::: Listing :::
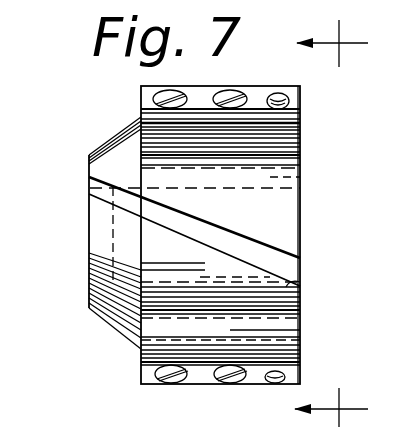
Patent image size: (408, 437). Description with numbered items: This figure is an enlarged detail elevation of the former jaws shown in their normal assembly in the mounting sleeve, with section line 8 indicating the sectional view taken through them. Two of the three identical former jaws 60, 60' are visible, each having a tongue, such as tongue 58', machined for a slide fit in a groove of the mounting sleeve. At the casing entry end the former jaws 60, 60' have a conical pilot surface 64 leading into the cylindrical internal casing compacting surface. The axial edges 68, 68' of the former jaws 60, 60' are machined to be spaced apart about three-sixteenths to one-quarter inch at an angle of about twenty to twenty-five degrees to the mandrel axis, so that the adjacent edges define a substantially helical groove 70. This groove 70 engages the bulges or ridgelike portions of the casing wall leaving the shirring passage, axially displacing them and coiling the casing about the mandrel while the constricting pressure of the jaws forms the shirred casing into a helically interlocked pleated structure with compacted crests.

The tongue 58' is at (248, 113).
The former jaw 60' is at (219, 157).
The axial edge 68' is at (220, 232).
The axial edge 68 is at (241, 290).
The former jaw 60 is at (239, 353).
The helical groove 70 is at (90, 188).
The conical pilot surface 64 is at (87, 287).
The section line 8- 8 is at (339, 223).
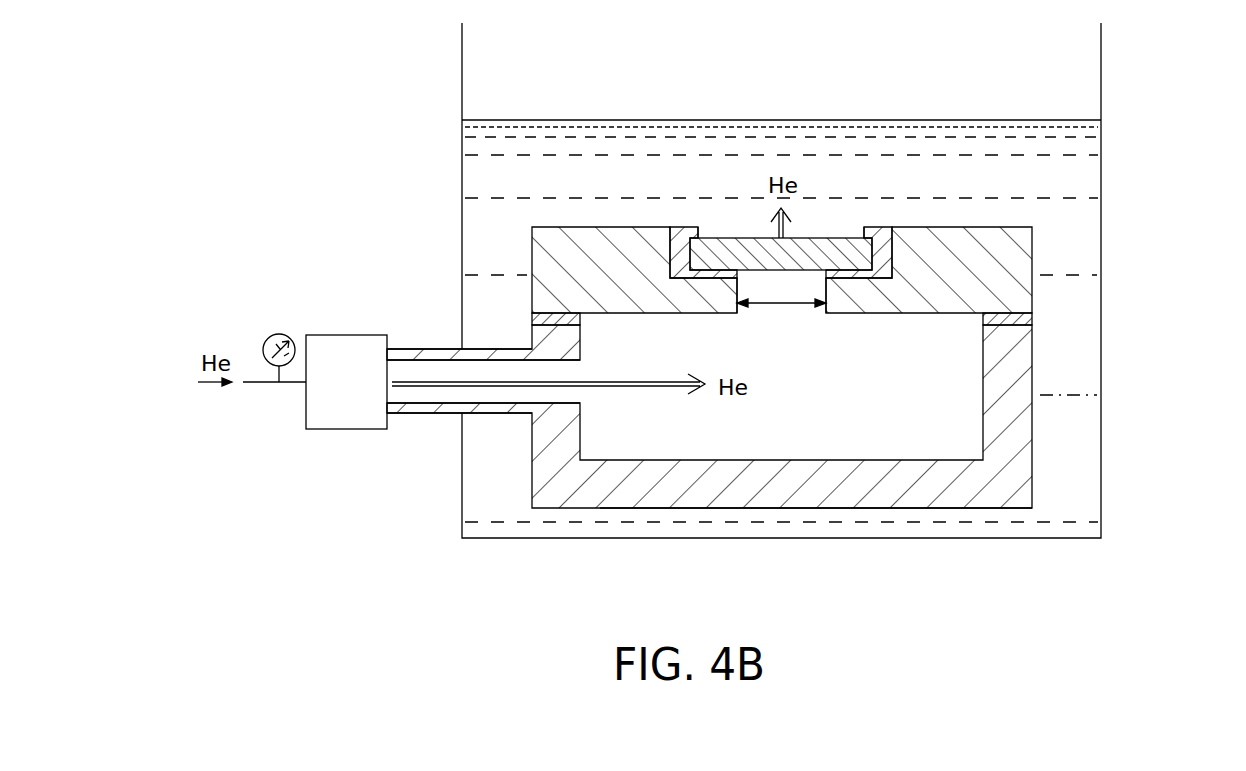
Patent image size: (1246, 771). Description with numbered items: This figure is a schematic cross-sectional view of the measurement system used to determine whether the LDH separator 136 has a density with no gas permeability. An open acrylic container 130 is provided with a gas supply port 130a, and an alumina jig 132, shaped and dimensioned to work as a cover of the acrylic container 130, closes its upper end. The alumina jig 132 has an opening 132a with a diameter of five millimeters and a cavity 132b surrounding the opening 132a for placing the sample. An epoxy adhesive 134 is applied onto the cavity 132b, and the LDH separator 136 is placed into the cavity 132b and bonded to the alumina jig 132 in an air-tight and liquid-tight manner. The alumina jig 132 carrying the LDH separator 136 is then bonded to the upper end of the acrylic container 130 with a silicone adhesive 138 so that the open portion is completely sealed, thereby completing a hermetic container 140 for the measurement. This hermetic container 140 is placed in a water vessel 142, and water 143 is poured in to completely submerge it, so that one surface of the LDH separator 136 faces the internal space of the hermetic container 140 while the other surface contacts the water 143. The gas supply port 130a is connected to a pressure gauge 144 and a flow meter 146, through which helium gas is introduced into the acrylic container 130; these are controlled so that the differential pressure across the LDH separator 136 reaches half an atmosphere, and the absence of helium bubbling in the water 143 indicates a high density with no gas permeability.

The acrylic container 130 is at (905, 495).
The gas supply port 130a is at (425, 415).
The alumina jig 132 is at (1015, 257).
The opening 132a is at (828, 290).
The cavity 132b is at (893, 247).
The epoxy adhesive 134 is at (886, 228).
The LDH separator 136 is at (731, 238).
The silicone adhesive 138 is at (1018, 321).
The hermetic container 140 is at (1033, 456).
The water vessel 142 is at (1101, 96).
The water 143 is at (483, 145).
The pressure gauge 144 is at (271, 336).
The flow meter 146 is at (352, 352).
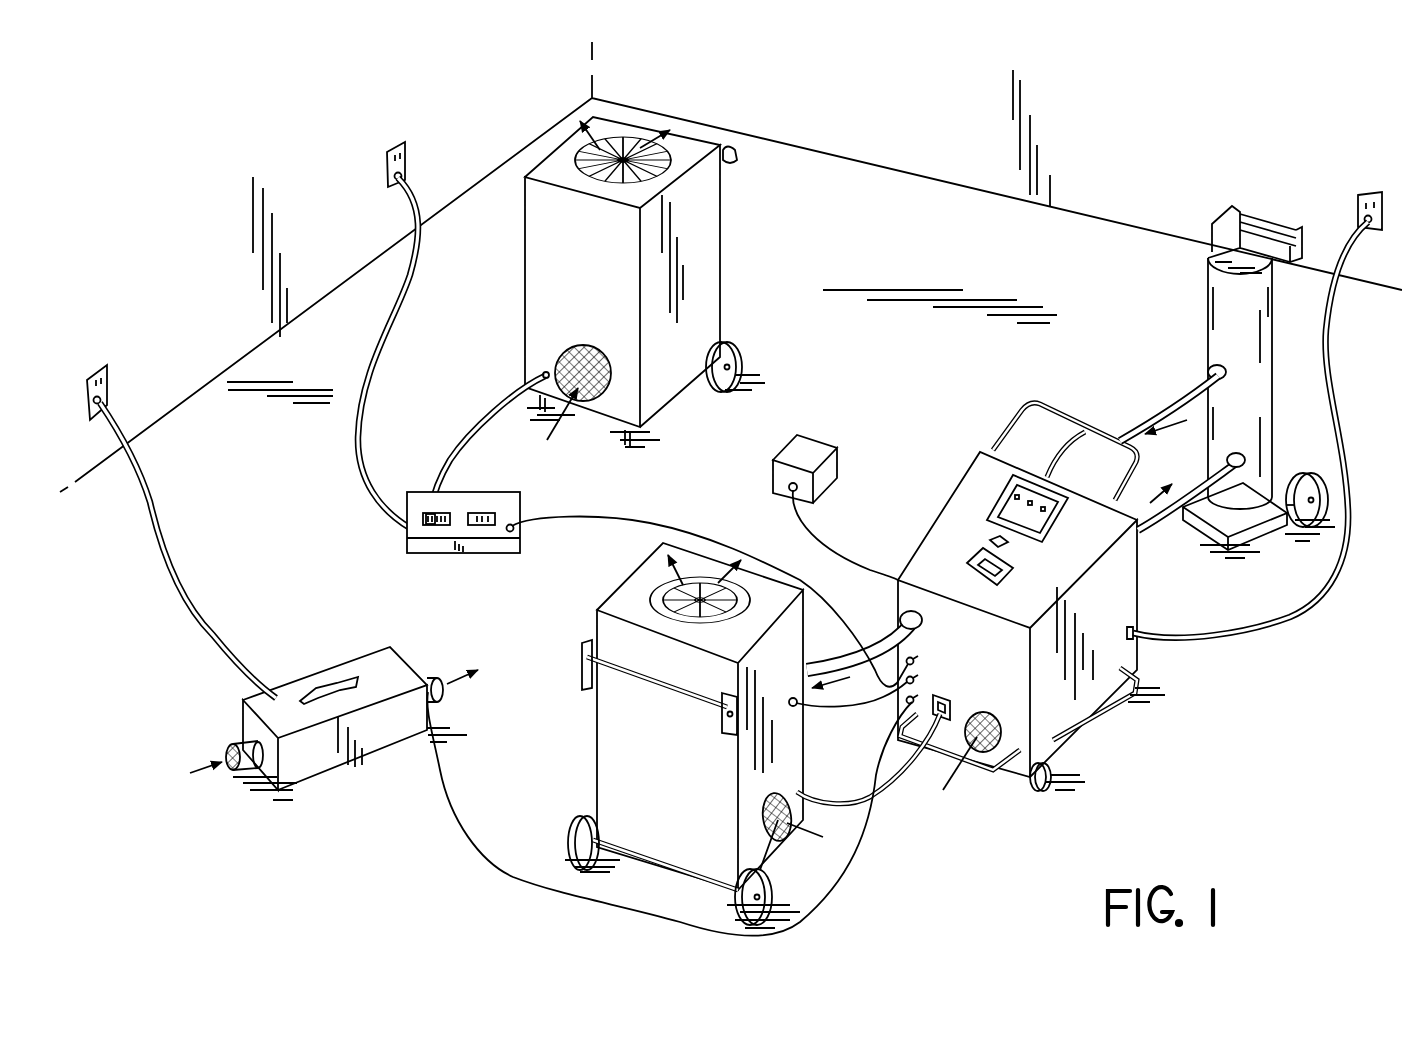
:::
Your objective = Write out the stretch of the items from their start through the line containing "The axial edge 68 is at (241, 290).", keeping every word and including both ends, and leave the pictures out of your answer.

Reply =
Patent image size: (408, 437). Description with numbered items: This figure is an enlarged detail elevation of the former jaws shown in their normal assembly in the mounting sleeve, with section line 8 indicating the sectional view taken through them. Two of the three identical former jaws 60, 60' are visible, each having a tongue, such as tongue 58', machined for a slide fit in a groove of the mounting sleeve. At the casing entry end the former jaws 60, 60' have a conical pilot surface 64 leading into the cylindrical internal casing compacting surface. The axial edges 68, 68' of the former jaws 60, 60' are machined to be spaced apart about three-sixteenths to one-quarter inch at an angle of about twenty to twenty-five degrees to the mandrel axis, so that the adjacent edges define a substantially helical groove 70. This groove 70 engages the bulges or ridgelike portions of the casing wall leaving the shirring passage, axially displacing them and coiling the casing about the mandrel while the constricting pressure of the jaws forms the shirred casing into a helically interlocked pleated structure with compacted crests.

The tongue 58' is at (248, 113).
The former jaw 60' is at (219, 157).
The axial edge 68' is at (220, 232).
The axial edge 68 is at (241, 290).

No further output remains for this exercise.